### [OBJECTIVE]
Extract every line where the string "Kronborg" appears.

(Entries from a dataset)
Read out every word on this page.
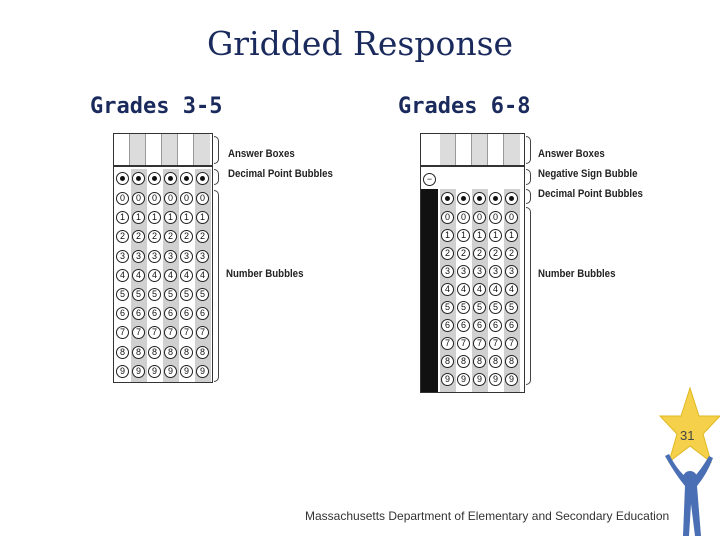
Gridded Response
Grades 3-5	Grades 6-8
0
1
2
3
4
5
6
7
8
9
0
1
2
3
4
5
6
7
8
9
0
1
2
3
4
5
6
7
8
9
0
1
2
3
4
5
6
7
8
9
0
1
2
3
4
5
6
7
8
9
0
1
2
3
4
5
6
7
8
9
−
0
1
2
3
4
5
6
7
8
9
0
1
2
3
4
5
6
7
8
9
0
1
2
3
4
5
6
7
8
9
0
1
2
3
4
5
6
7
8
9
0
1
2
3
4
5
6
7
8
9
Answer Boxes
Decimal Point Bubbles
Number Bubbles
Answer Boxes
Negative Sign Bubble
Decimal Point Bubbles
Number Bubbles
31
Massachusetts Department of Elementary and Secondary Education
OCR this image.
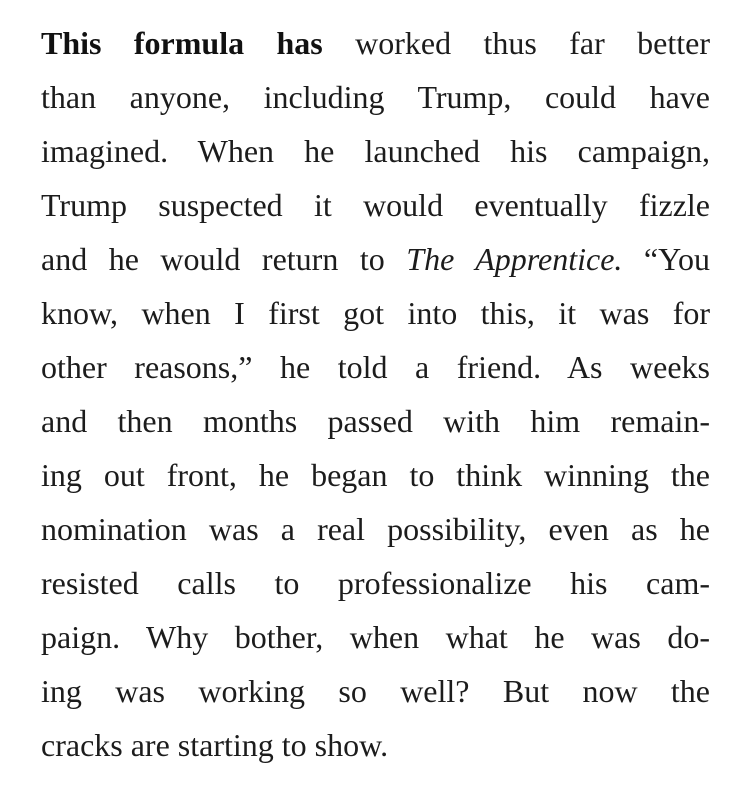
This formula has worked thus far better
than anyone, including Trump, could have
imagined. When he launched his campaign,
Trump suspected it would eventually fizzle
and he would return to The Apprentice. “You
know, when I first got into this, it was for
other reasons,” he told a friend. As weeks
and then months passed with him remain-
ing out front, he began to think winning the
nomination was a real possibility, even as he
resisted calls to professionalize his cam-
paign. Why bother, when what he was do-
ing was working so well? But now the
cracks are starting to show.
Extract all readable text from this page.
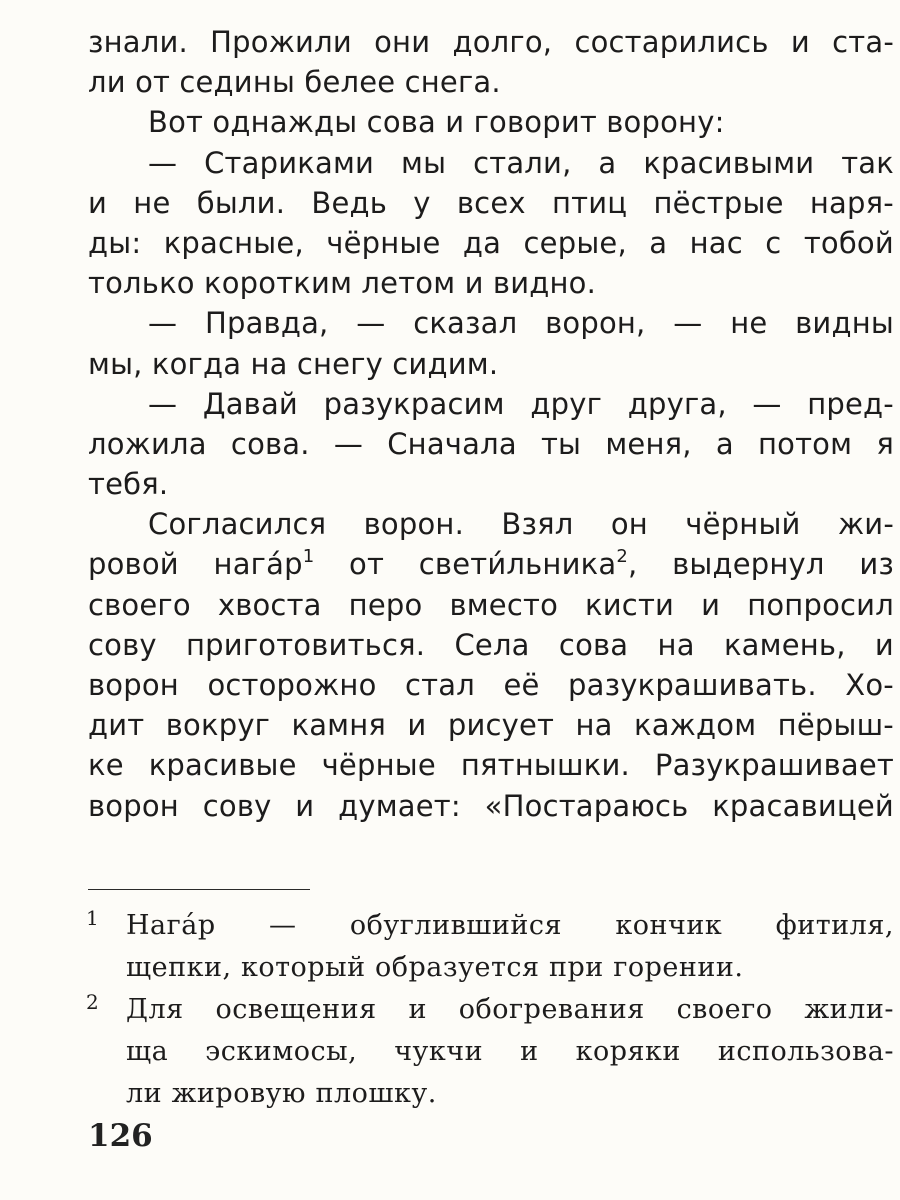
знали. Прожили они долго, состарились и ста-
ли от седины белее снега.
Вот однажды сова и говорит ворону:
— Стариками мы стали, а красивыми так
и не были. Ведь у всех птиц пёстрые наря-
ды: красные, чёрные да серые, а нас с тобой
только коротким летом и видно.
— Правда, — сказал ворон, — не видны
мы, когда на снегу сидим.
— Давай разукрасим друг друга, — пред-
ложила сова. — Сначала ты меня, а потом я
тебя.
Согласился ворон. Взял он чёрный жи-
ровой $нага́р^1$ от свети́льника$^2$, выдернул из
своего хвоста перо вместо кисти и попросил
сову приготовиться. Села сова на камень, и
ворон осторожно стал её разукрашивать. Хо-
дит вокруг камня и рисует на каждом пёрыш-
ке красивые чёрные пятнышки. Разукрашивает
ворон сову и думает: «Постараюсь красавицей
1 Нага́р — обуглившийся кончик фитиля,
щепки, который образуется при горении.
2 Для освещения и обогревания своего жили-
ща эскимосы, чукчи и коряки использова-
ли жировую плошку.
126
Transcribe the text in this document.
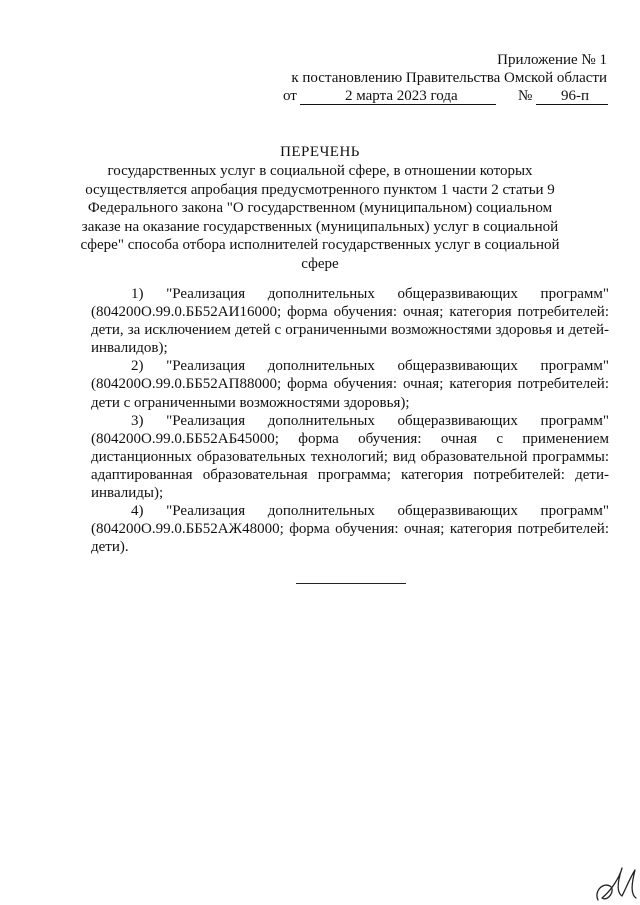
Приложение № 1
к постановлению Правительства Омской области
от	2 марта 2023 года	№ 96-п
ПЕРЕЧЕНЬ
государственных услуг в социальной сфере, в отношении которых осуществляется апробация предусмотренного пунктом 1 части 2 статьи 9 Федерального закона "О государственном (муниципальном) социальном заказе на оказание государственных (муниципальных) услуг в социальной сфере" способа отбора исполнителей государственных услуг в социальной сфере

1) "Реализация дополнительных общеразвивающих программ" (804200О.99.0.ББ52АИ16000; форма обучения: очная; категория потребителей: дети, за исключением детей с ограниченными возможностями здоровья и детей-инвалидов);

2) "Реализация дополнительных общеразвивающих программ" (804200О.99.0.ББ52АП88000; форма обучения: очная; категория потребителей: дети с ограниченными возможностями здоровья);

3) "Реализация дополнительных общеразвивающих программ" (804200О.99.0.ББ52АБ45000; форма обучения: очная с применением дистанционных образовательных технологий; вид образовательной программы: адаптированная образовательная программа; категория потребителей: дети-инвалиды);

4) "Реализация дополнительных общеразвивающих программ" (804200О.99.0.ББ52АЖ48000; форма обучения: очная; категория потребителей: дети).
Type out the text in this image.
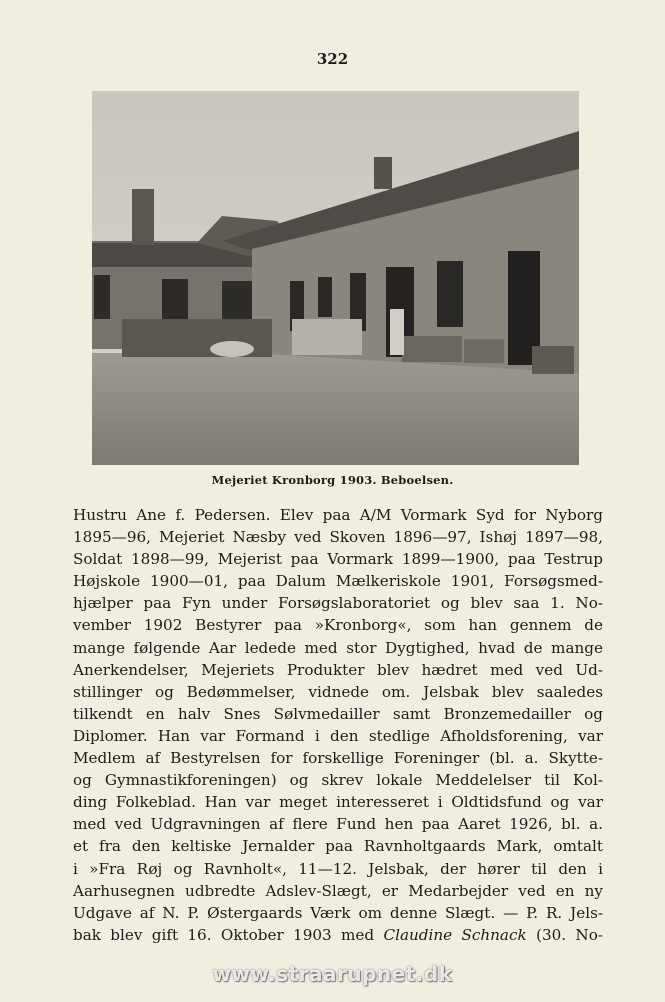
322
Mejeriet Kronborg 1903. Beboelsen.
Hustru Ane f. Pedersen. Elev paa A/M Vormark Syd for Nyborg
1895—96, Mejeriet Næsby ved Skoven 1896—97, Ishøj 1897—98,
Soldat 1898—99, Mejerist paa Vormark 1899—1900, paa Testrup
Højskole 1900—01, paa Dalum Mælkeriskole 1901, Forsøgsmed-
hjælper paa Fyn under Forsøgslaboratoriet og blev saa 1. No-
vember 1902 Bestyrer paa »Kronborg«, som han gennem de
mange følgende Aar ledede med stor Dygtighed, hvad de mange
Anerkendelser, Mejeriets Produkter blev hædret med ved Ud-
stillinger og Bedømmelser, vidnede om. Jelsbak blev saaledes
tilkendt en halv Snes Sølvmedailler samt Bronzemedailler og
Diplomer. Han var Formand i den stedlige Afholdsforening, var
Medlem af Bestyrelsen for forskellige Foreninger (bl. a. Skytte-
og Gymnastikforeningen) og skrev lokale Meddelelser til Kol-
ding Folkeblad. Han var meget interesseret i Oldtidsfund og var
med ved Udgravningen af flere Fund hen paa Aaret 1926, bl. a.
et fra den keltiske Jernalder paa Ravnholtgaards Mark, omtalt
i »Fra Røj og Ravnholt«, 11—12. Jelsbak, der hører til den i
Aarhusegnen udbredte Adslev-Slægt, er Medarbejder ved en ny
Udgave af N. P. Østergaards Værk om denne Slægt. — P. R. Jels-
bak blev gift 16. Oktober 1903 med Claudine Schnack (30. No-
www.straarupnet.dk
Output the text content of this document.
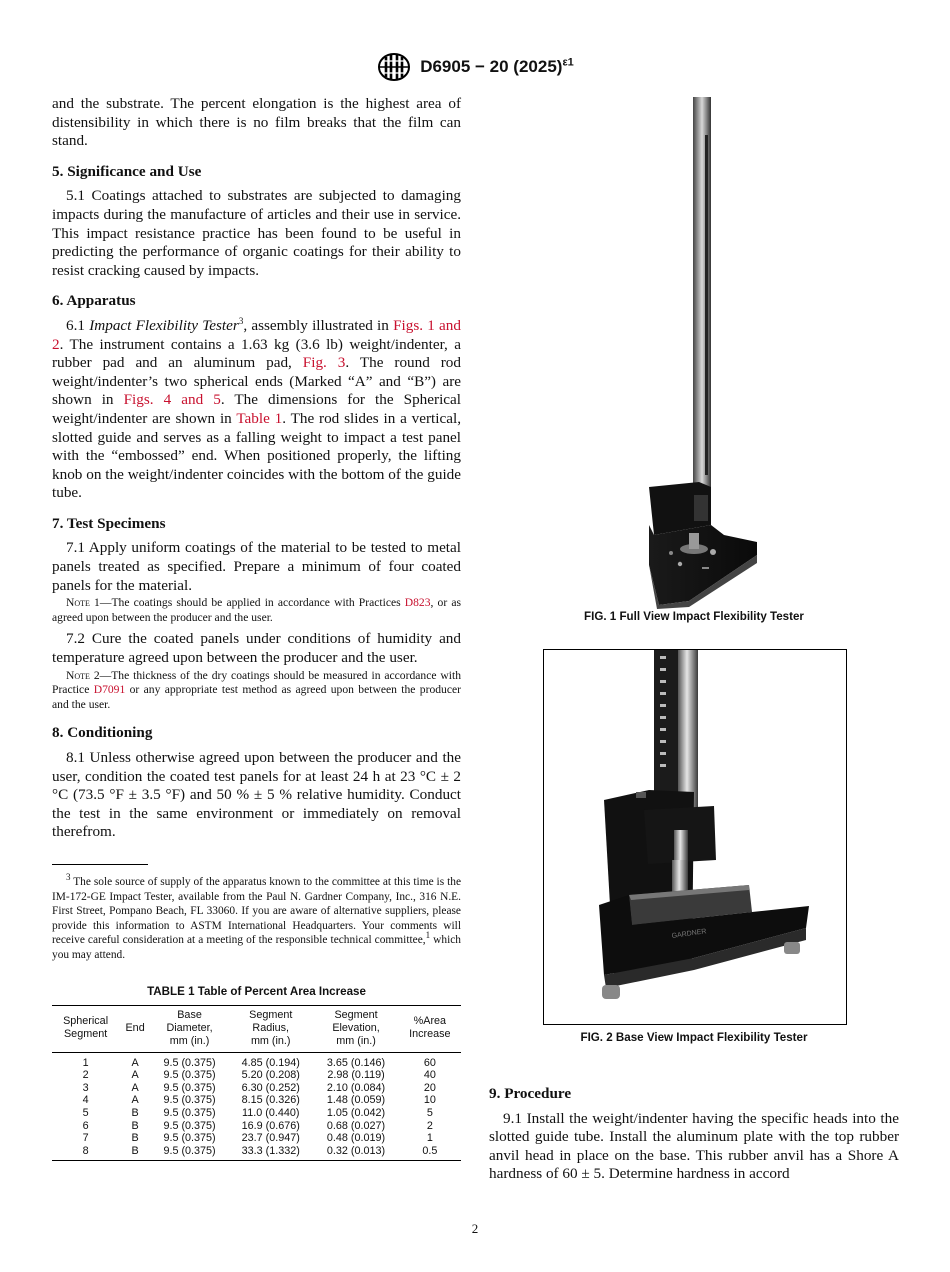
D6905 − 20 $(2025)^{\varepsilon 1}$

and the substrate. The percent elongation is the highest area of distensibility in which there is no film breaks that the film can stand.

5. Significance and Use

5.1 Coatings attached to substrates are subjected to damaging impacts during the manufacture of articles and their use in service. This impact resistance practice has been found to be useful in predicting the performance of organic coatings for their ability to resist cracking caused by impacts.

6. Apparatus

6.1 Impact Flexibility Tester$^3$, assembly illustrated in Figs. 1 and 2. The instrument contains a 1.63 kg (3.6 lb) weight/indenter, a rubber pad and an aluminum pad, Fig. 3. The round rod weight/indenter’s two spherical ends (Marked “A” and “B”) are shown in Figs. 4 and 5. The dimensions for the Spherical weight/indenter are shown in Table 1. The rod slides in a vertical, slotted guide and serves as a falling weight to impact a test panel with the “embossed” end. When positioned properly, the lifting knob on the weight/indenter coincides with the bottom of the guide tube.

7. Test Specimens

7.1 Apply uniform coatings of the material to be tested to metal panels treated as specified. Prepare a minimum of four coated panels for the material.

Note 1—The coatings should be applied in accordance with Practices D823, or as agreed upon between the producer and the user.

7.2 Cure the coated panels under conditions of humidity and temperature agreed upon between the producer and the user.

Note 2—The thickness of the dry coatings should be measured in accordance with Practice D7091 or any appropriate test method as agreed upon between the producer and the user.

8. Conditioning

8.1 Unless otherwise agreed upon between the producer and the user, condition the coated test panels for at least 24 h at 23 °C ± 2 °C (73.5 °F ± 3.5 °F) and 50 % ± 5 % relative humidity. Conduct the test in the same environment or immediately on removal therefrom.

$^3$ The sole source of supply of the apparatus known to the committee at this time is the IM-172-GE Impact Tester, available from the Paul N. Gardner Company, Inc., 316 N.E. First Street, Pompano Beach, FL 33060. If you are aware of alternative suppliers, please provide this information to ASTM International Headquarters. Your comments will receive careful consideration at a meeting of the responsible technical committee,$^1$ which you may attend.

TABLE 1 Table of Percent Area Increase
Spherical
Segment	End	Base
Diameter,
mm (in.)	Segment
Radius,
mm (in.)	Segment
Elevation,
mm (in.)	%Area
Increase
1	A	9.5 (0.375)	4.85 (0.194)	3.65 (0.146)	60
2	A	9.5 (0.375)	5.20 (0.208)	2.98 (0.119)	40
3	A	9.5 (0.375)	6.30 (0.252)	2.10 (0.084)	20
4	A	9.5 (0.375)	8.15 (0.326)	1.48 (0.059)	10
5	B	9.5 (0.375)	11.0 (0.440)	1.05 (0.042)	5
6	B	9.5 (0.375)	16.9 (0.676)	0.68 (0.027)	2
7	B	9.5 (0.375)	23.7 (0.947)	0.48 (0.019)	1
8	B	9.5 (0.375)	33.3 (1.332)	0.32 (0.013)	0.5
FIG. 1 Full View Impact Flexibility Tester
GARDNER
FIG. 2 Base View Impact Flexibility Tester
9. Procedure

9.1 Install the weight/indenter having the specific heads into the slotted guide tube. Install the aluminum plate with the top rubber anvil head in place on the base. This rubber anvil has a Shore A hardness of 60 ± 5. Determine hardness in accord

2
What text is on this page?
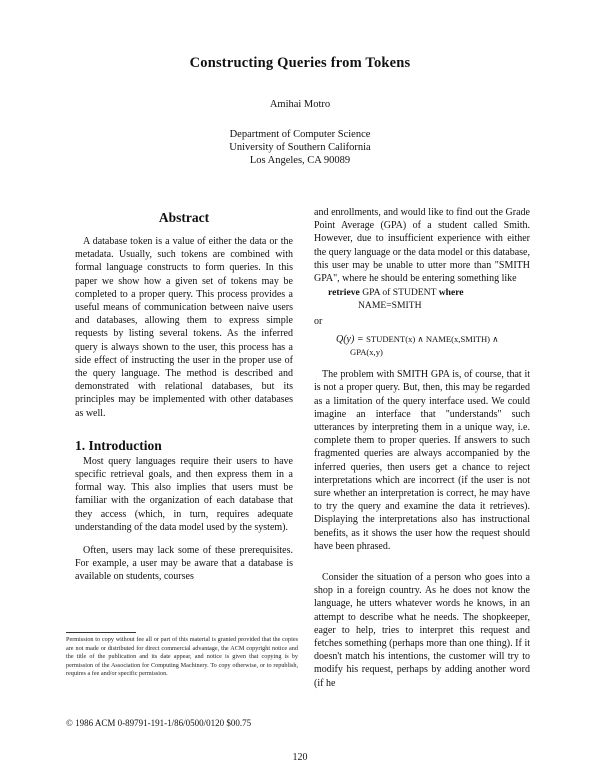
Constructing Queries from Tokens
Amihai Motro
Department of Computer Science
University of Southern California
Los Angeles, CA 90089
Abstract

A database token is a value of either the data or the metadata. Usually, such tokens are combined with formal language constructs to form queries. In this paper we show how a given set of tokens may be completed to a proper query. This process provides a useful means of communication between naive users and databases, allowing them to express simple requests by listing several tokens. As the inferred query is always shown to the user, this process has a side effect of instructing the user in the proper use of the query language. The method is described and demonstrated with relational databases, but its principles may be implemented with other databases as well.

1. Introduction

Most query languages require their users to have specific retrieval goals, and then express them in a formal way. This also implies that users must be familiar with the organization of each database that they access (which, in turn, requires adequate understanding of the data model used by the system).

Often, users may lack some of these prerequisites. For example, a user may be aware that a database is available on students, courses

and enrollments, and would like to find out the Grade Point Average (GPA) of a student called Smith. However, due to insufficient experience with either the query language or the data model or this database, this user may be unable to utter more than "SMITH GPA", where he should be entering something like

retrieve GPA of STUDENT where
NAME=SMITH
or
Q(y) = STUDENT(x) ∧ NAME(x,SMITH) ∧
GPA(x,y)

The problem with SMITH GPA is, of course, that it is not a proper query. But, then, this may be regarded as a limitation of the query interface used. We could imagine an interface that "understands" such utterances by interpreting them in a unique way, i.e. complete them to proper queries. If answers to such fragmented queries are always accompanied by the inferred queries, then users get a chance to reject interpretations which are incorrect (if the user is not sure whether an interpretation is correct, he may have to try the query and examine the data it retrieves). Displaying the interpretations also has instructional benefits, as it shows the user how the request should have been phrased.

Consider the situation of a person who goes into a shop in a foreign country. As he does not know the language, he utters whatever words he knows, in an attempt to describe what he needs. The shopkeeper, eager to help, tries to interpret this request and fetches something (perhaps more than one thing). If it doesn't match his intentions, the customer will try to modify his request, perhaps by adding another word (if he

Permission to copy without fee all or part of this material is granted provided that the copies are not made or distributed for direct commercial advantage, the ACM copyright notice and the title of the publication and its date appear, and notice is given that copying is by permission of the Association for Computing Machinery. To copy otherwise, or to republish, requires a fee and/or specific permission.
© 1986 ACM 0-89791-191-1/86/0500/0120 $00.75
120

### [WRITTEN ANSWER]
Mejeriet Kronborg 1903. Beboelsen.
vember 1902 Bestyrer paa »Kronborg«, som han gennem de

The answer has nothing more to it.